Figure content listings
------------------------------------------------
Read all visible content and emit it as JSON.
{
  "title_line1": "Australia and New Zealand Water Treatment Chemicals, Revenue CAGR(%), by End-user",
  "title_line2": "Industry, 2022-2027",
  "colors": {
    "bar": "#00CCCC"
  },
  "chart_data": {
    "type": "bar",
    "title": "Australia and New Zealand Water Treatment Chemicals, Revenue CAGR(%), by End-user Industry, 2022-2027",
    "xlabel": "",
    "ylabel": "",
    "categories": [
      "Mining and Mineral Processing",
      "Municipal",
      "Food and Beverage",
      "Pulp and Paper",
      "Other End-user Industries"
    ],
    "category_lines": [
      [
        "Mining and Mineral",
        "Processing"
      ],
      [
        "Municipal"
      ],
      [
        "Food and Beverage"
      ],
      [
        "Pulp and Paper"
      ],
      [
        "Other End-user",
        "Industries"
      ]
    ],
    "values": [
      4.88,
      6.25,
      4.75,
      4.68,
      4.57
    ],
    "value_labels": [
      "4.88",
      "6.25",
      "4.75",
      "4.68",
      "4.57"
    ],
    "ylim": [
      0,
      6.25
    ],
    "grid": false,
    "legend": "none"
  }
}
------------------------------------------------
• [WHAT IS ASKED]:
Pick out all lines containing the string "Chemicals".

• [EXPECTED ANSWER]:
  "title_line1": "Australia and New Zealand Water Treatment Chemicals, Revenue CAGR(%), by End-user",
    "title": "Australia and New Zealand Water Treatment Chemicals, Revenue CAGR(%), by End-user Industry, 2022-2027",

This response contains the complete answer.